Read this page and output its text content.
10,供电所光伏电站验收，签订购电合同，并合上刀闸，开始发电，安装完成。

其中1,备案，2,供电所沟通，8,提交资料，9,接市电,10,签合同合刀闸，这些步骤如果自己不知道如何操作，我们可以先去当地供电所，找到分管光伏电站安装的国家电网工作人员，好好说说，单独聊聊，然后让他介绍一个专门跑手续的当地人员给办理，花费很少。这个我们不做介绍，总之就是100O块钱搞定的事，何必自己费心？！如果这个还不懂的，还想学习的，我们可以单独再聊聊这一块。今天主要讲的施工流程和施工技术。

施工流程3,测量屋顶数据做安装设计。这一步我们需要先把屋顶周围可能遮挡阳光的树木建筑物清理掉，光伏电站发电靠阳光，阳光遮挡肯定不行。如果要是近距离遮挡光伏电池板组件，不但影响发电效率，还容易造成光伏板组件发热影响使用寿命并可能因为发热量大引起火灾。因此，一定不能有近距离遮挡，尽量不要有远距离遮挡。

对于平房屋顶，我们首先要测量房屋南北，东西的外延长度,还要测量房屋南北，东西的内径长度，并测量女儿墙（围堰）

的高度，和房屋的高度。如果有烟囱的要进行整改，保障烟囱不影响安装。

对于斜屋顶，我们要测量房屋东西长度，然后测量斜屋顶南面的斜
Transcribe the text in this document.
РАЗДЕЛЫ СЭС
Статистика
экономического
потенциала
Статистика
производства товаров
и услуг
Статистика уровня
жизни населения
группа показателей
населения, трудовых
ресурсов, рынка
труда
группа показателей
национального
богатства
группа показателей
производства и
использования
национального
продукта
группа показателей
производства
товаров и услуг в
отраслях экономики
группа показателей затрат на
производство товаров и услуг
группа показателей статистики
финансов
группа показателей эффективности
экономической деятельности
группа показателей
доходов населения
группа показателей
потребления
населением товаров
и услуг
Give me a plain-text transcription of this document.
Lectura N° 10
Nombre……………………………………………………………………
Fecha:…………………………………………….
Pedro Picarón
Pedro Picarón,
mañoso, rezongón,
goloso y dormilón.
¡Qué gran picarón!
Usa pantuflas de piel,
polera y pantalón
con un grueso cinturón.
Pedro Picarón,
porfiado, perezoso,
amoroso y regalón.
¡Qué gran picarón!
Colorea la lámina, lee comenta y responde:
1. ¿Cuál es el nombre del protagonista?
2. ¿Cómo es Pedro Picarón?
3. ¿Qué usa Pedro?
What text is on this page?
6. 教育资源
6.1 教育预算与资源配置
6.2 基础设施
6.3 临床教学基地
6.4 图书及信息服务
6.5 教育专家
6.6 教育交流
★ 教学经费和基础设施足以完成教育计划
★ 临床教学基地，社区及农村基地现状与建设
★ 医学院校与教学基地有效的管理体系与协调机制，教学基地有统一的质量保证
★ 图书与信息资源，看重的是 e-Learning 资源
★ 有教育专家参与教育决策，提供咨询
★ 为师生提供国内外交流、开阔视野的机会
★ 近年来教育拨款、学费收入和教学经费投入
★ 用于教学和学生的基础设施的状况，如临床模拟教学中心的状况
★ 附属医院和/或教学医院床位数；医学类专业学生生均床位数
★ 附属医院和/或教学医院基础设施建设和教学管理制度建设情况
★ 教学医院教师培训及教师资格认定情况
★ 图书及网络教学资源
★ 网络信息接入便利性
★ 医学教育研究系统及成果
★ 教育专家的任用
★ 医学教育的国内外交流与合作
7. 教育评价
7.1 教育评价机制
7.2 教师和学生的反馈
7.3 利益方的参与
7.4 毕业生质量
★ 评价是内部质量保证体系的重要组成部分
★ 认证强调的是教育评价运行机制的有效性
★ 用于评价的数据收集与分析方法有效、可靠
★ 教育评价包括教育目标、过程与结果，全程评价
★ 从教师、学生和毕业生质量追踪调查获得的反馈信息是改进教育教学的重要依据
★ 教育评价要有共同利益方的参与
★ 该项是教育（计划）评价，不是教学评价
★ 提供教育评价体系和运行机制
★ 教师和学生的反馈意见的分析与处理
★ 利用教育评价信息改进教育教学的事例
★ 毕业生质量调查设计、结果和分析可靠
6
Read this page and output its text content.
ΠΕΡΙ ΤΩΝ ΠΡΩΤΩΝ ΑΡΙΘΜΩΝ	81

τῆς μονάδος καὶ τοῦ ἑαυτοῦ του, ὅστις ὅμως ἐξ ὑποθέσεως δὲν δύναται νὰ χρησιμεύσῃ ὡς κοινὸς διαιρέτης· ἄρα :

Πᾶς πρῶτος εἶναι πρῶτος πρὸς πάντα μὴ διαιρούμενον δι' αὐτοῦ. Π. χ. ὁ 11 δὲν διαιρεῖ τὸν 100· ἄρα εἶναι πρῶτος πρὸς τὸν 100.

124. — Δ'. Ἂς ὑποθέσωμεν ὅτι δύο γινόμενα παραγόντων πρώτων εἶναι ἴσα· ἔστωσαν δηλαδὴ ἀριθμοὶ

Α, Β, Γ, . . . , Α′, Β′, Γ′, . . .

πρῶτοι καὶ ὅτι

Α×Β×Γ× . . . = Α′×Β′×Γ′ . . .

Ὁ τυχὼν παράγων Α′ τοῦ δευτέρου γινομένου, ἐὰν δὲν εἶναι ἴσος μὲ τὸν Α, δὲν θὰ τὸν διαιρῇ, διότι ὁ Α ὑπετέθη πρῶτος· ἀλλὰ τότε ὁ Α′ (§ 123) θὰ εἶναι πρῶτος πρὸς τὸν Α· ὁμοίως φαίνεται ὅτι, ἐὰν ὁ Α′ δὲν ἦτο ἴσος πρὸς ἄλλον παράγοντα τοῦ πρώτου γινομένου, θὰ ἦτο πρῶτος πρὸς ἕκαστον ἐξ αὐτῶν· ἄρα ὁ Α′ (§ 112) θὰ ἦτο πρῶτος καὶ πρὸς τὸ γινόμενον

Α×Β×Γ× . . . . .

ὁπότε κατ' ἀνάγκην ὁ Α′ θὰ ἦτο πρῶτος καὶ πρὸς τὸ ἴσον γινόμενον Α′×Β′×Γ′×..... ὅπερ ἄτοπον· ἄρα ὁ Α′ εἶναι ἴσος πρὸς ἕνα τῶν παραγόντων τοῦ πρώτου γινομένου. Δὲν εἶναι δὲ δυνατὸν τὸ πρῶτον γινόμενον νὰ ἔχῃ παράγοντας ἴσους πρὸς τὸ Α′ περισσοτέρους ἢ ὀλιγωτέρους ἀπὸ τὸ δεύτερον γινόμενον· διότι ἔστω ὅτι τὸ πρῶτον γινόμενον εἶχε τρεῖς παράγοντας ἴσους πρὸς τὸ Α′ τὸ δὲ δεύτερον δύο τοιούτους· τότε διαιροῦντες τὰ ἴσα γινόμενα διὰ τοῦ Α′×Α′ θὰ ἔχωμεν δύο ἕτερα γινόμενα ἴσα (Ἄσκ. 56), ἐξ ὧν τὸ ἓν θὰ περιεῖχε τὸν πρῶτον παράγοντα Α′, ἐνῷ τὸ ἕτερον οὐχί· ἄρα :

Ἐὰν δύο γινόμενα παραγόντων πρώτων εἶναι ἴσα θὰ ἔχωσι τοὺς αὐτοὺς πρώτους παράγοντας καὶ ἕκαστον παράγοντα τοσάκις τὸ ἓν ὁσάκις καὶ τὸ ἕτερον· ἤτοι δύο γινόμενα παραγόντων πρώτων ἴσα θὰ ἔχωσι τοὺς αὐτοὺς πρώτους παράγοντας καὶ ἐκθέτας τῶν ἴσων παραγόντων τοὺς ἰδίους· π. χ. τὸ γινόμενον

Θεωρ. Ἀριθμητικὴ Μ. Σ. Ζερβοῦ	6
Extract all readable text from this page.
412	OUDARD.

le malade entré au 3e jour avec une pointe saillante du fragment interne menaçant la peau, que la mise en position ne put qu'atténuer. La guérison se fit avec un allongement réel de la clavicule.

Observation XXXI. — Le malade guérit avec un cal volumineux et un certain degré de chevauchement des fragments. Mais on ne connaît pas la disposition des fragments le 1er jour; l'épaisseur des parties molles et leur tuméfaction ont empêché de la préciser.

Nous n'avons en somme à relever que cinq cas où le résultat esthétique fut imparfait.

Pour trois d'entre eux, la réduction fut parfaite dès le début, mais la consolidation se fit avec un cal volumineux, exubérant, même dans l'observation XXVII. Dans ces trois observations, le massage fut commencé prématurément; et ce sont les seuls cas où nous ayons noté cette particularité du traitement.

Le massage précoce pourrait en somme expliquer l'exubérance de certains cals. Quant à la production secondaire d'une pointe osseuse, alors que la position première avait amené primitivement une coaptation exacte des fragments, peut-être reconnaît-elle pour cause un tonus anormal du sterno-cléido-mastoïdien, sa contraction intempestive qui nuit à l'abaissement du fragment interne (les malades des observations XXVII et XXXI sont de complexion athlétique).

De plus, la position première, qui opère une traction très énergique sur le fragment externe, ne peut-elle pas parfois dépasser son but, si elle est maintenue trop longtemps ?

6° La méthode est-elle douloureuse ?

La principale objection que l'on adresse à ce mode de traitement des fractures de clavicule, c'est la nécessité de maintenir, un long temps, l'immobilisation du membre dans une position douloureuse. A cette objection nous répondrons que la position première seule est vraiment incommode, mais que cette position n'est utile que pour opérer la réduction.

# # # #

WORK TO COMPLETE –
Check each line of the records above for the string "réduction", and report every line that has it.

SOLVED EXERCISE –
Pour trois d'entre eux, la réduction fut parfaite dès le début, mais la consolidation se fit avec un cal volumineux, exubérant, même dans l'observation XXVII. Dans ces trois observations, le massage fut commencé prématurément; et ce sont les seuls cas où nous ayons noté cette particularité du traitement.
La principale objection que l'on adresse à ce mode de traitement des fractures de clavicule, c'est la nécessité de maintenir, un long temps, l'immobilisation du membre dans une position douloureuse. A cette objection nous répondrons que la position première seule est vraiment incommode, mais que cette position n'est utile que pour opérer la réduction.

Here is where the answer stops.